### WHAT YOU HAVE TO DO
Repeat what the lines below say, word for word, and skip every image.

Data extracted from a collection:
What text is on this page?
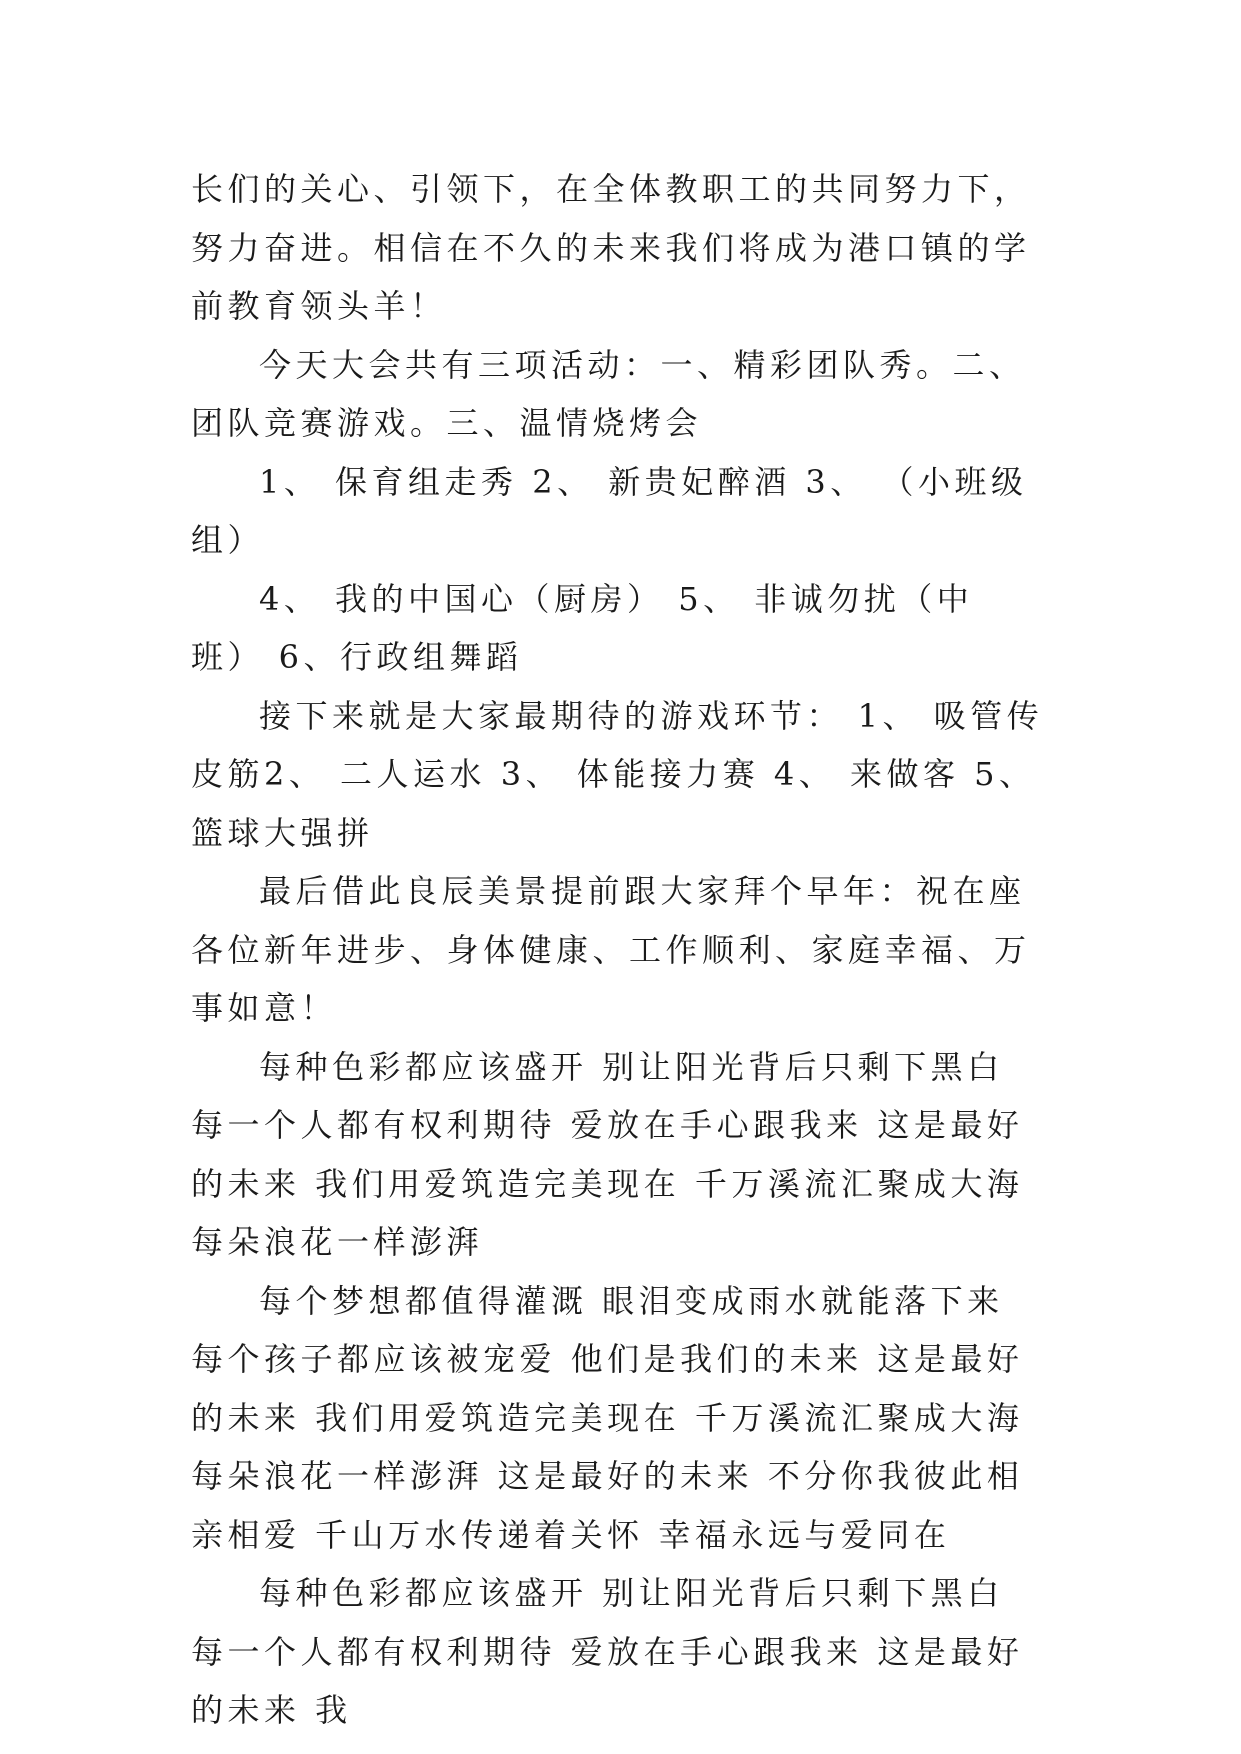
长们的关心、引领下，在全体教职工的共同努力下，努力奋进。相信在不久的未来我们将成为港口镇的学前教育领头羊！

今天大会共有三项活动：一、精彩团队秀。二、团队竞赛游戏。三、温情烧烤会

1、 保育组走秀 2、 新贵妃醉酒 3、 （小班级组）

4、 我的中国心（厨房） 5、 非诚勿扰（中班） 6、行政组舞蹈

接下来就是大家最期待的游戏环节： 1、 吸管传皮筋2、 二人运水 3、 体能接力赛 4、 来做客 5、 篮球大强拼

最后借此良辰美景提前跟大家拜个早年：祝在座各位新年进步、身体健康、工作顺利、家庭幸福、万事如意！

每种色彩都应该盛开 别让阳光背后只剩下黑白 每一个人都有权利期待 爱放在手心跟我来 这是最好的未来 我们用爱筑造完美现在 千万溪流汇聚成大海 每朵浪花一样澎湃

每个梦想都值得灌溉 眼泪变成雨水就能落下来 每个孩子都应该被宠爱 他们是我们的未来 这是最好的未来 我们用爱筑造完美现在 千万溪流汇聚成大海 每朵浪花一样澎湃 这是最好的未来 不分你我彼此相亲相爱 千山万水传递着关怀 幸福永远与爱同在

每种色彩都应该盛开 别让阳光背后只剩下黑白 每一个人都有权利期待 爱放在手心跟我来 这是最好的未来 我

### OUTPUT
What text is on this page?
长们的关心、引领下，在全体教职工的共同努力下，努力奋进。相信在不久的未来我们将成为港口镇的学前教育领头羊！

今天大会共有三项活动：一、精彩团队秀。二、团队竞赛游戏。三、温情烧烤会

1、 保育组走秀 2、 新贵妃醉酒 3、 （小班级组）

4、 我的中国心（厨房） 5、 非诚勿扰（中班） 6、行政组舞蹈

接下来就是大家最期待的游戏环节： 1、 吸管传皮筋2、 二人运水 3、 体能接力赛 4、 来做客 5、 篮球大强拼

最后借此良辰美景提前跟大家拜个早年：祝在座各位新年进步、身体健康、工作顺利、家庭幸福、万事如意！

每种色彩都应该盛开 别让阳光背后只剩下黑白 每一个人都有权利期待 爱放在手心跟我来 这是最好的未来 我们用爱筑造完美现在 千万溪流汇聚成大海 每朵浪花一样澎湃

每个梦想都值得灌溉 眼泪变成雨水就能落下来 每个孩子都应该被宠爱 他们是我们的未来 这是最好的未来 我们用爱筑造完美现在 千万溪流汇聚成大海 每朵浪花一样澎湃 这是最好的未来 不分你我彼此相亲相爱 千山万水传递着关怀 幸福永远与爱同在

每种色彩都应该盛开 别让阳光背后只剩下黑白 每一个人都有权利期待 爱放在手心跟我来 这是最好的未来 我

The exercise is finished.